→ **Aim of the task**
Search the data for the word "title". Reproduce every line where it is found.

→ **Stored data**
* * *

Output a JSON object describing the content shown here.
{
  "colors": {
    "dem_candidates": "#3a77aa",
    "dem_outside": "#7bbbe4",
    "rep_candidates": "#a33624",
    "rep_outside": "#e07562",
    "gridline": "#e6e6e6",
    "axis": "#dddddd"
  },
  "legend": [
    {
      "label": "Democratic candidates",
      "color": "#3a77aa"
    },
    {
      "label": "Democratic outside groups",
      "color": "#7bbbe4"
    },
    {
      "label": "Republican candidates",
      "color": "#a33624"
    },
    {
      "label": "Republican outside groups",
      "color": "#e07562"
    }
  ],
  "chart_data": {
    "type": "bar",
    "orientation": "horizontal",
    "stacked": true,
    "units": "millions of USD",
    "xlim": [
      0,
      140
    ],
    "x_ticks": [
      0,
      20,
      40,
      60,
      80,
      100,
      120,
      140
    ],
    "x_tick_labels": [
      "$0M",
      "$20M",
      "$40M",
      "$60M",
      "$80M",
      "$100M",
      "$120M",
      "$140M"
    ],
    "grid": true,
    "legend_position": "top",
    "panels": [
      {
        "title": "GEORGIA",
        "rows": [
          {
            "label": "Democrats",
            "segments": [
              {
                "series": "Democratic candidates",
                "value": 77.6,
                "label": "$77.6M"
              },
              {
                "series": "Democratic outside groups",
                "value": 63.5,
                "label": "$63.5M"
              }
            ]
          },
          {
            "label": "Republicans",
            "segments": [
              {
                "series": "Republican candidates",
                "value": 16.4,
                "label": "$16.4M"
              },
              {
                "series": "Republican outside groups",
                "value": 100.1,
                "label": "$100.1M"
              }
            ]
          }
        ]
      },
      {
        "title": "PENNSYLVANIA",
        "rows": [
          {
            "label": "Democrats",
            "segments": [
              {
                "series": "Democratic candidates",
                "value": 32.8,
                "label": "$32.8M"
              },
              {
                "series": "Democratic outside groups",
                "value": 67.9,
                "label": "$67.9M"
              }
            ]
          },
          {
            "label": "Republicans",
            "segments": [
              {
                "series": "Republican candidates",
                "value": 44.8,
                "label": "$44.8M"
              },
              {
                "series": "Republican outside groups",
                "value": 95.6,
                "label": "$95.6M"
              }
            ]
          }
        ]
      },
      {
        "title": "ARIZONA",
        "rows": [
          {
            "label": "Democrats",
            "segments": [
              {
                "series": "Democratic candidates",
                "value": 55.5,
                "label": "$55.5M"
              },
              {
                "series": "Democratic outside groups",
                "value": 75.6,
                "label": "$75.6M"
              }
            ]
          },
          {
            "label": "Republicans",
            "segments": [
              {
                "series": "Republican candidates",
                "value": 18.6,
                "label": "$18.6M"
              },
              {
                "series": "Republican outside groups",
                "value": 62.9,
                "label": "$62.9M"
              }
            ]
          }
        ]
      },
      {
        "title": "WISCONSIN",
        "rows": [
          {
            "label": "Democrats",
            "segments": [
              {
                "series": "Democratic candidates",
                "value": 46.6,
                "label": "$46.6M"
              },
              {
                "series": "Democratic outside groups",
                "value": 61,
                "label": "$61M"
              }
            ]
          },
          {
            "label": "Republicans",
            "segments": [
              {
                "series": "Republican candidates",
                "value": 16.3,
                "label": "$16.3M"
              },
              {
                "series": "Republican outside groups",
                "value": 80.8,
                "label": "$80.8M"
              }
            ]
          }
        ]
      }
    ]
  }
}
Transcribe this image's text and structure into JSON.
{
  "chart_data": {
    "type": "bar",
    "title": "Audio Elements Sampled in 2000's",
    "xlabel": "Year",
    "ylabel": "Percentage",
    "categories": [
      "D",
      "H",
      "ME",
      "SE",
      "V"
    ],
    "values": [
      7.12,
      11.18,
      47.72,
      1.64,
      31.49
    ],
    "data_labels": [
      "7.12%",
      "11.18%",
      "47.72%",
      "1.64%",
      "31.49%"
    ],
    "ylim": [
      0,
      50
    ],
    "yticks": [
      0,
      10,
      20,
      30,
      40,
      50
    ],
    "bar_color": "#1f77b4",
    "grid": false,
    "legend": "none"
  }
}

* * *

→ **Written answer**
        "title": "GEORGIA",
        "title": "PENNSYLVANIA",
        "title": "ARIZONA",
        "title": "WISCONSIN",
    "title": "Audio Elements Sampled in 2000's",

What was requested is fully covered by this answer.